### YOUR INSTRUCTIONS
Your task is to extract every line from the material below exactly.

### A block of data
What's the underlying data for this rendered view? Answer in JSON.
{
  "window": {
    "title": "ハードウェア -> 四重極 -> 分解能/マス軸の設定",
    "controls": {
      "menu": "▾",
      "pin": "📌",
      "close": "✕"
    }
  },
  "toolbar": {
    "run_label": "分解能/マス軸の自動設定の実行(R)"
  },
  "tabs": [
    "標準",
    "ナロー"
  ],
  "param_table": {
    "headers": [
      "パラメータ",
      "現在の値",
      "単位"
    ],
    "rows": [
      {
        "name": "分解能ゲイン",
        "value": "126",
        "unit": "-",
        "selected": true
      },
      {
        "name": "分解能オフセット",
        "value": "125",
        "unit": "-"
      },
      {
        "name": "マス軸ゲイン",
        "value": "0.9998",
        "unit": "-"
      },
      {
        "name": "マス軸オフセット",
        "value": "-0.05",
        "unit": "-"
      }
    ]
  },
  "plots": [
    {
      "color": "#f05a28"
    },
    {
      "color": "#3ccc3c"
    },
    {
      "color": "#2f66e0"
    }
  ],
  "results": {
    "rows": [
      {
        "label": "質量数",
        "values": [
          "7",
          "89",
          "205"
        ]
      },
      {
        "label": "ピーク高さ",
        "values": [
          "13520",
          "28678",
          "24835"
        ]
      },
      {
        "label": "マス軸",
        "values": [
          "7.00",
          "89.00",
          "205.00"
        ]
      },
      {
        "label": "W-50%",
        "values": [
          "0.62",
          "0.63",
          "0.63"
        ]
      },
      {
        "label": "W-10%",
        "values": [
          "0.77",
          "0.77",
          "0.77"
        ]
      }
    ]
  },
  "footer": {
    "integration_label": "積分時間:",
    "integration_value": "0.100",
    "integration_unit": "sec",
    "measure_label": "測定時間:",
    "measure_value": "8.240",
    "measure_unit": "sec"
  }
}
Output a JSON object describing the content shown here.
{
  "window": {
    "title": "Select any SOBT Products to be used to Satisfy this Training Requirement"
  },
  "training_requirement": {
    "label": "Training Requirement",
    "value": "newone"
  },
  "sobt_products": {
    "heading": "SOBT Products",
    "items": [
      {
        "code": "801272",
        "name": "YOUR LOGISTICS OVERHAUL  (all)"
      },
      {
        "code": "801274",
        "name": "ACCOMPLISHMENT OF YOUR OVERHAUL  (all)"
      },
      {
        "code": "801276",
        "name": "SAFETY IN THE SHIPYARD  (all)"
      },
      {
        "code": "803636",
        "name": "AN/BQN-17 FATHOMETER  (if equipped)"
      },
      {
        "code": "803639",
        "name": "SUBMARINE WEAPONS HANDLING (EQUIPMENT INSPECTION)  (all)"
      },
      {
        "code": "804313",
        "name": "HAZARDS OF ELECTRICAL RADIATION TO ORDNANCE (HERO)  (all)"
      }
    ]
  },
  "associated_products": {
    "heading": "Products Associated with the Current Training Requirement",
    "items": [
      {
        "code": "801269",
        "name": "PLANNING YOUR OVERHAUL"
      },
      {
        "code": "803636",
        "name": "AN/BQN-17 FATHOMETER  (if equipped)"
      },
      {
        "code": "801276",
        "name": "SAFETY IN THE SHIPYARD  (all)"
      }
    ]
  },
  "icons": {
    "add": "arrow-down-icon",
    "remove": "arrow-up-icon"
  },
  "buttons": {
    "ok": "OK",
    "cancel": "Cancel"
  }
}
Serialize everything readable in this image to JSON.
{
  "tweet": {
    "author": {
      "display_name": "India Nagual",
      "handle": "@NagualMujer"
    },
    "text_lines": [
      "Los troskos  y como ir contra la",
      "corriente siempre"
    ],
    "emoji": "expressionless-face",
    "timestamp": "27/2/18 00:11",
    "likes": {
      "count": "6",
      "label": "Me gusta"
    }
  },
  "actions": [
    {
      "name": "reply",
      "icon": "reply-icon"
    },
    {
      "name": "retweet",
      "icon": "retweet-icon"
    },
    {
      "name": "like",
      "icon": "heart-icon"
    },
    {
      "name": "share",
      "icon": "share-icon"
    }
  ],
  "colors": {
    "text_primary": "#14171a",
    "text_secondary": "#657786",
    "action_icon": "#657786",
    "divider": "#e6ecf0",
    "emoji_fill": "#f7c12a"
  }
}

### COMPLETED TASK
What's the underlying data for this rendered view? Answer in JSON.
{
  "window": {
    "title": "ハードウェア -> 四重極 -> 分解能/マス軸の設定",
    "controls": {
      "menu": "▾",
      "pin": "📌",
      "close": "✕"
    }
  },
  "toolbar": {
    "run_label": "分解能/マス軸の自動設定の実行(R)"
  },
  "tabs": [
    "標準",
    "ナロー"
  ],
  "param_table": {
    "headers": [
      "パラメータ",
      "現在の値",
      "単位"
    ],
    "rows": [
      {
        "name": "分解能ゲイン",
        "value": "126",
        "unit": "-",
        "selected": true
      },
      {
        "name": "分解能オフセット",
        "value": "125",
        "unit": "-"
      },
      {
        "name": "マス軸ゲイン",
        "value": "0.9998",
        "unit": "-"
      },
      {
        "name": "マス軸オフセット",
        "value": "-0.05",
        "unit": "-"
      }
    ]
  },
  "plots": [
    {
      "color": "#f05a28"
    },
    {
      "color": "#3ccc3c"
    },
    {
      "color": "#2f66e0"
    }
  ],
  "results": {
    "rows": [
      {
        "label": "質量数",
        "values": [
          "7",
          "89",
          "205"
        ]
      },
      {
        "label": "ピーク高さ",
        "values": [
          "13520",
          "28678",
          "24835"
        ]
      },
      {
        "label": "マス軸",
        "values": [
          "7.00",
          "89.00",
          "205.00"
        ]
      },
      {
        "label": "W-50%",
        "values": [
          "0.62",
          "0.63",
          "0.63"
        ]
      },
      {
        "label": "W-10%",
        "values": [
          "0.77",
          "0.77",
          "0.77"
        ]
      }
    ]
  },
  "footer": {
    "integration_label": "積分時間:",
    "integration_value": "0.100",
    "integration_unit": "sec",
    "measure_label": "測定時間:",
    "measure_value": "8.240",
    "measure_unit": "sec"
  }
}
Output a JSON object describing the content shown here.
{
  "window": {
    "title": "Select any SOBT Products to be used to Satisfy this Training Requirement"
  },
  "training_requirement": {
    "label": "Training Requirement",
    "value": "newone"
  },
  "sobt_products": {
    "heading": "SOBT Products",
    "items": [
      {
        "code": "801272",
        "name": "YOUR LOGISTICS OVERHAUL  (all)"
      },
      {
        "code": "801274",
        "name": "ACCOMPLISHMENT OF YOUR OVERHAUL  (all)"
      },
      {
        "code": "801276",
        "name": "SAFETY IN THE SHIPYARD  (all)"
      },
      {
        "code": "803636",
        "name": "AN/BQN-17 FATHOMETER  (if equipped)"
      },
      {
        "code": "803639",
        "name": "SUBMARINE WEAPONS HANDLING (EQUIPMENT INSPECTION)  (all)"
      },
      {
        "code": "804313",
        "name": "HAZARDS OF ELECTRICAL RADIATION TO ORDNANCE (HERO)  (all)"
      }
    ]
  },
  "associated_products": {
    "heading": "Products Associated with the Current Training Requirement",
    "items": [
      {
        "code": "801269",
        "name": "PLANNING YOUR OVERHAUL"
      },
      {
        "code": "803636",
        "name": "AN/BQN-17 FATHOMETER  (if equipped)"
      },
      {
        "code": "801276",
        "name": "SAFETY IN THE SHIPYARD  (all)"
      }
    ]
  },
  "icons": {
    "add": "arrow-down-icon",
    "remove": "arrow-up-icon"
  },
  "buttons": {
    "ok": "OK",
    "cancel": "Cancel"
  }
}
Serialize everything readable in this image to JSON.
{
  "tweet": {
    "author": {
      "display_name": "India Nagual",
      "handle": "@NagualMujer"
    },
    "text_lines": [
      "Los troskos  y como ir contra la",
      "corriente siempre"
    ],
    "emoji": "expressionless-face",
    "timestamp": "27/2/18 00:11",
    "likes": {
      "count": "6",
      "label": "Me gusta"
    }
  },
  "actions": [
    {
      "name": "reply",
      "icon": "reply-icon"
    },
    {
      "name": "retweet",
      "icon": "retweet-icon"
    },
    {
      "name": "like",
      "icon": "heart-icon"
    },
    {
      "name": "share",
      "icon": "share-icon"
    }
  ],
  "colors": {
    "text_primary": "#14171a",
    "text_secondary": "#657786",
    "action_icon": "#657786",
    "divider": "#e6ecf0",
    "emoji_fill": "#f7c12a"
  }
}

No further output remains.